Stored records:
## Begin

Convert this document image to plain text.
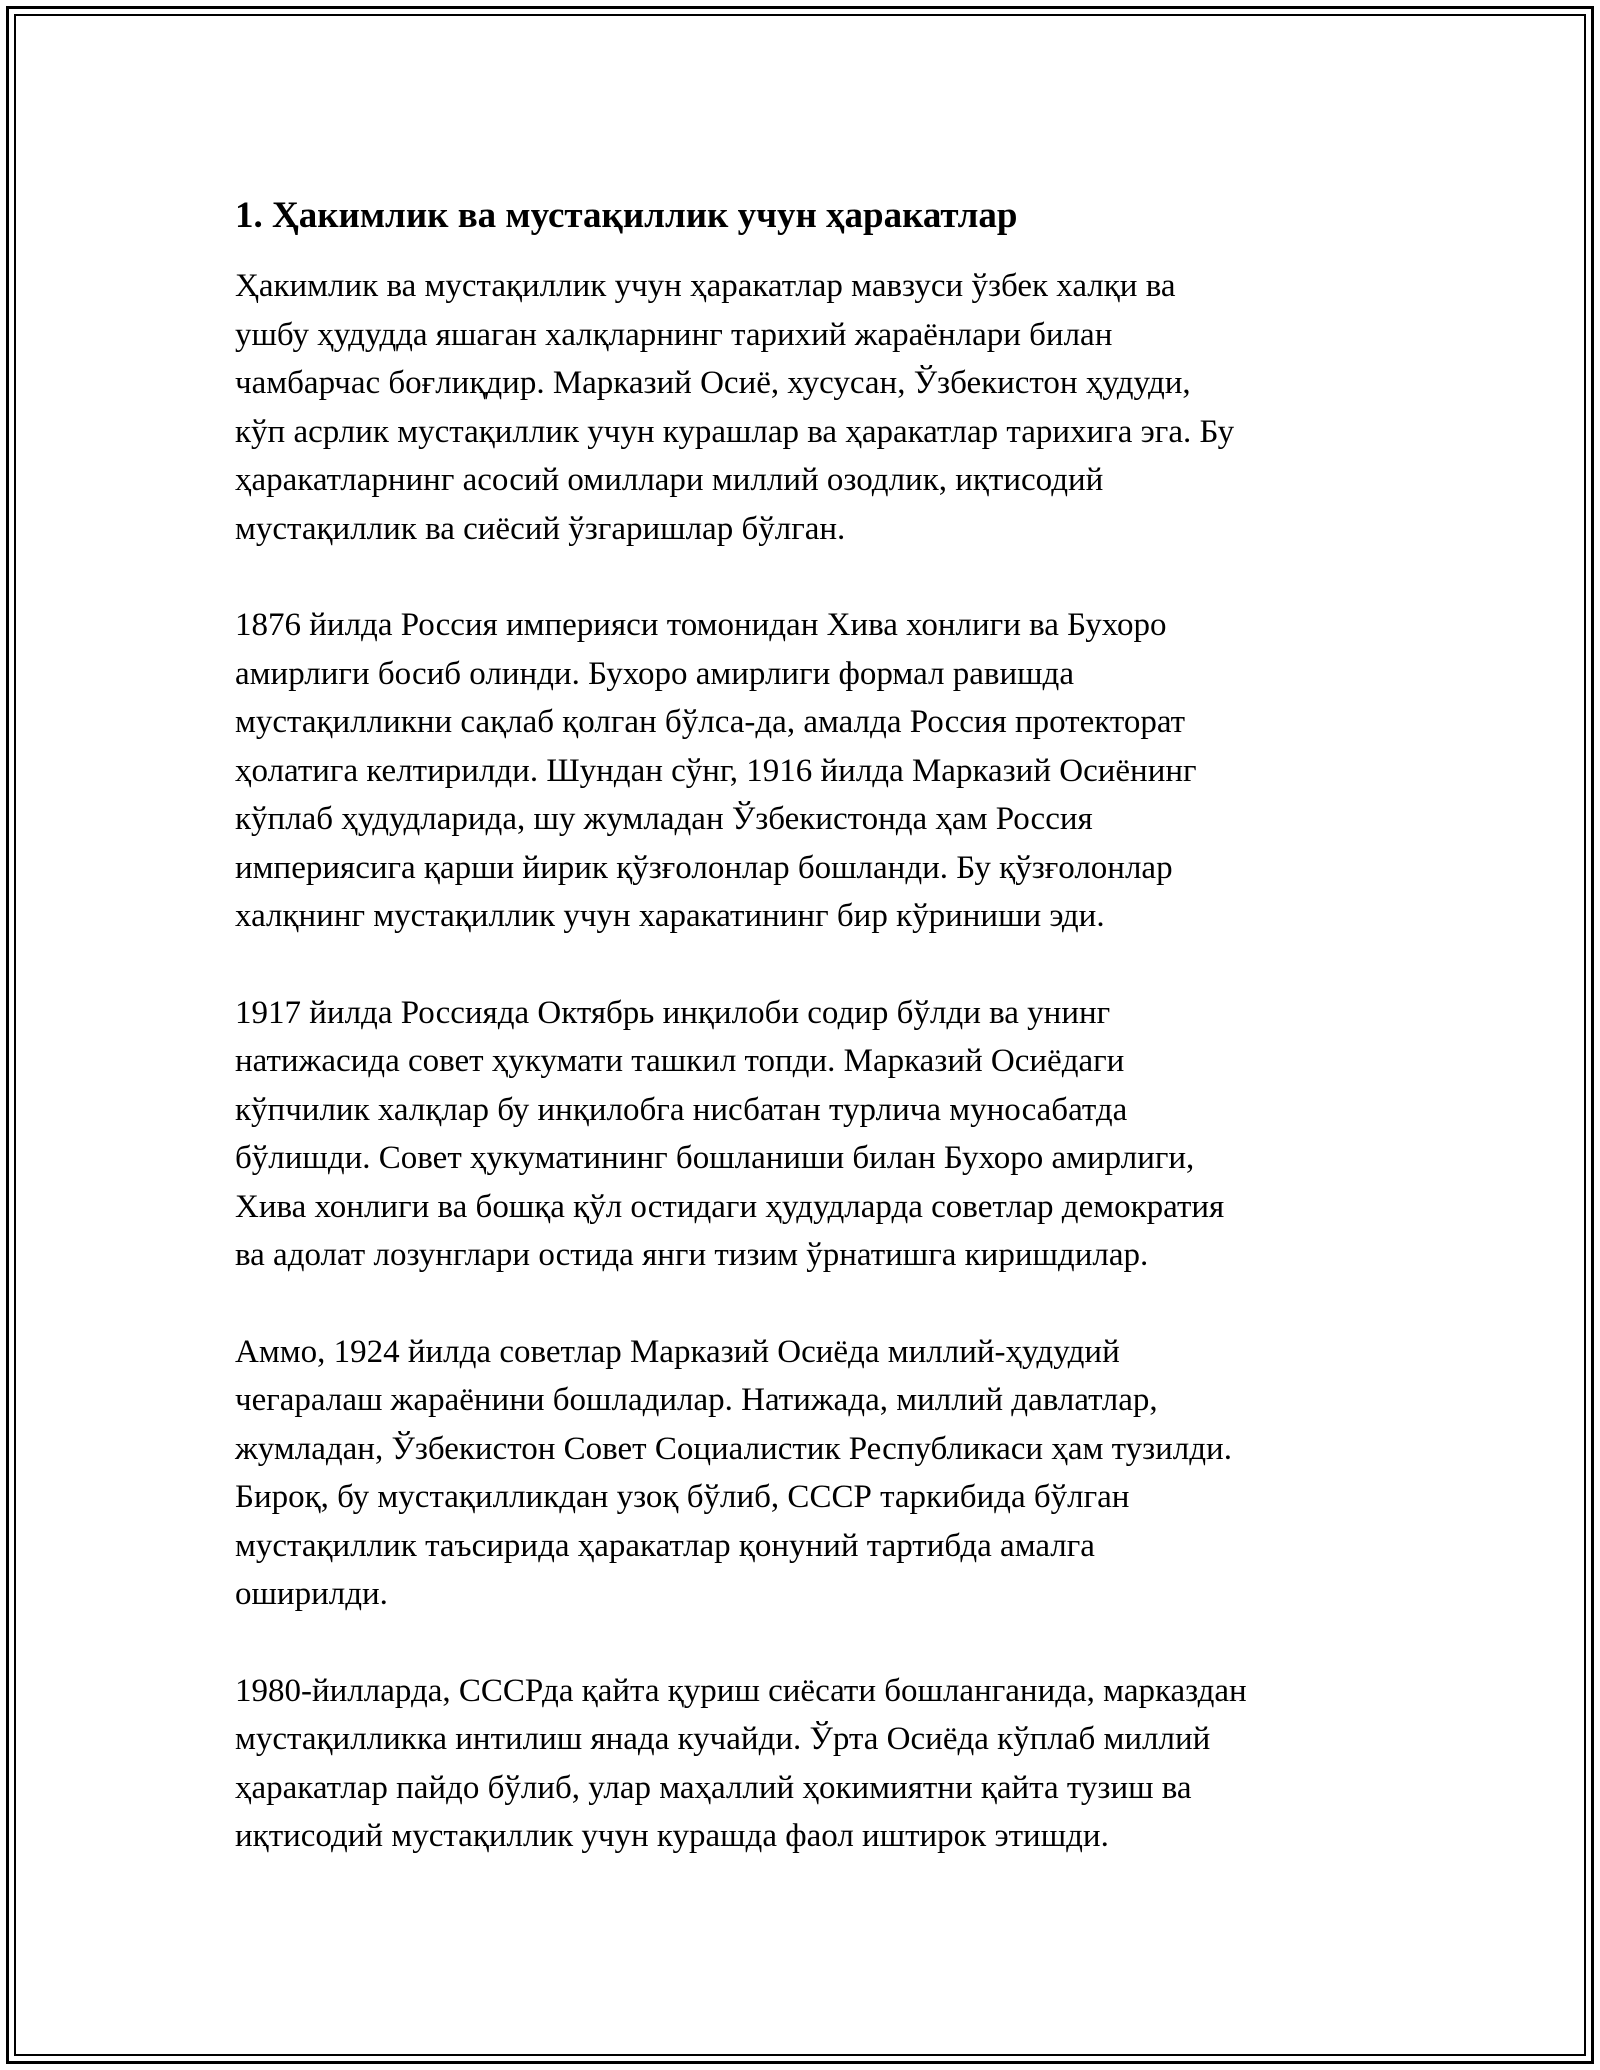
1. Ҳакимлик ва мустақиллик учун ҳаракатлар

Ҳакимлик ва мустақиллик учун ҳаракатлар мавзуси ўзбек халқи ва
ушбу ҳудудда яшаган халқларнинг тарихий жараёнлари билан
чамбарчас боғлиқдир. Марказий Осиё, хусусан, Ўзбекистон ҳудуди,
кўп асрлик мустақиллик учун курашлар ва ҳаракатлар тарихига эга. Бу
ҳаракатларнинг асосий омиллари миллий озодлик, иқтисодий
мустақиллик ва сиёсий ўзгаришлар бўлган.

1876 йилда Россия империяси томонидан Хива хонлиги ва Бухоро
амирлиги босиб олинди. Бухоро амирлиги формал равишда
мустақилликни сақлаб қолган бўлса-да, амалда Россия протекторат
ҳолатига келтирилди. Шундан сўнг, 1916 йилда Марказий Осиёнинг
кўплаб ҳудудларида, шу жумладан Ўзбекистонда ҳам Россия
империясига қарши йирик қўзғолонлар бошланди. Бу қўзғолонлар
халқнинг мустақиллик учун харакатининг бир кўриниши эди.

1917 йилда Россияда Октябрь инқилоби содир бўлди ва унинг
натижасида совет ҳукумати ташкил топди. Марказий Осиёдаги
кўпчилик халқлар бу инқилобга нисбатан турлича муносабатда
бўлишди. Совет ҳукуматининг бошланиши билан Бухоро амирлиги,
Хива хонлиги ва бошқа қўл остидаги ҳудудларда советлар демократия
ва адолат лозунглари остида янги тизим ўрнатишга киришдилар.

Аммо, 1924 йилда советлар Марказий Осиёда миллий-ҳудудий
чегаралаш жараёнини бошладилар. Натижада, миллий давлатлар,
жумладан, Ўзбекистон Совет Социалистик Республикаси ҳам тузилди.
Бироқ, бу мустақилликдан узоқ бўлиб, СССР таркибида бўлган
мустақиллик таъсирида ҳаракатлар қонуний тартибда амалга
оширилди.

1980-йилларда, СССРда қайта қуриш сиёсати бошланганида, марказдан
мустақилликка интилиш янада кучайди. Ўрта Осиёда кўплаб миллий
ҳаракатлар пайдо бўлиб, улар маҳаллий ҳокимиятни қайта тузиш ва
иқтисодий мустақиллик учун курашда фаол иштирок этишди.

## End

● TASK OBJECTIVE: Return all of the data exactly as written, and drop the pictures.

● RESPONSE TO THE TASK:
Convert this document image to plain text.
1. Ҳакимлик ва мустақиллик учун ҳаракатлар

Ҳакимлик ва мустақиллик учун ҳаракатлар мавзуси ўзбек халқи ва
ушбу ҳудудда яшаган халқларнинг тарихий жараёнлари билан
чамбарчас боғлиқдир. Марказий Осиё, хусусан, Ўзбекистон ҳудуди,
кўп асрлик мустақиллик учун курашлар ва ҳаракатлар тарихига эга. Бу
ҳаракатларнинг асосий омиллари миллий озодлик, иқтисодий
мустақиллик ва сиёсий ўзгаришлар бўлган.

1876 йилда Россия империяси томонидан Хива хонлиги ва Бухоро
амирлиги босиб олинди. Бухоро амирлиги формал равишда
мустақилликни сақлаб қолган бўлса-да, амалда Россия протекторат
ҳолатига келтирилди. Шундан сўнг, 1916 йилда Марказий Осиёнинг
кўплаб ҳудудларида, шу жумладан Ўзбекистонда ҳам Россия
империясига қарши йирик қўзғолонлар бошланди. Бу қўзғолонлар
халқнинг мустақиллик учун харакатининг бир кўриниши эди.

1917 йилда Россияда Октябрь инқилоби содир бўлди ва унинг
натижасида совет ҳукумати ташкил топди. Марказий Осиёдаги
кўпчилик халқлар бу инқилобга нисбатан турлича муносабатда
бўлишди. Совет ҳукуматининг бошланиши билан Бухоро амирлиги,
Хива хонлиги ва бошқа қўл остидаги ҳудудларда советлар демократия
ва адолат лозунглари остида янги тизим ўрнатишга киришдилар.

Аммо, 1924 йилда советлар Марказий Осиёда миллий-ҳудудий
чегаралаш жараёнини бошладилар. Натижада, миллий давлатлар,
жумладан, Ўзбекистон Совет Социалистик Республикаси ҳам тузилди.
Бироқ, бу мустақилликдан узоқ бўлиб, СССР таркибида бўлган
мустақиллик таъсирида ҳаракатлар қонуний тартибда амалга
оширилди.

1980-йилларда, СССРда қайта қуриш сиёсати бошланганида, марказдан
мустақилликка интилиш янада кучайди. Ўрта Осиёда кўплаб миллий
ҳаракатлар пайдо бўлиб, улар маҳаллий ҳокимиятни қайта тузиш ва
иқтисодий мустақиллик учун курашда фаол иштирок этишди.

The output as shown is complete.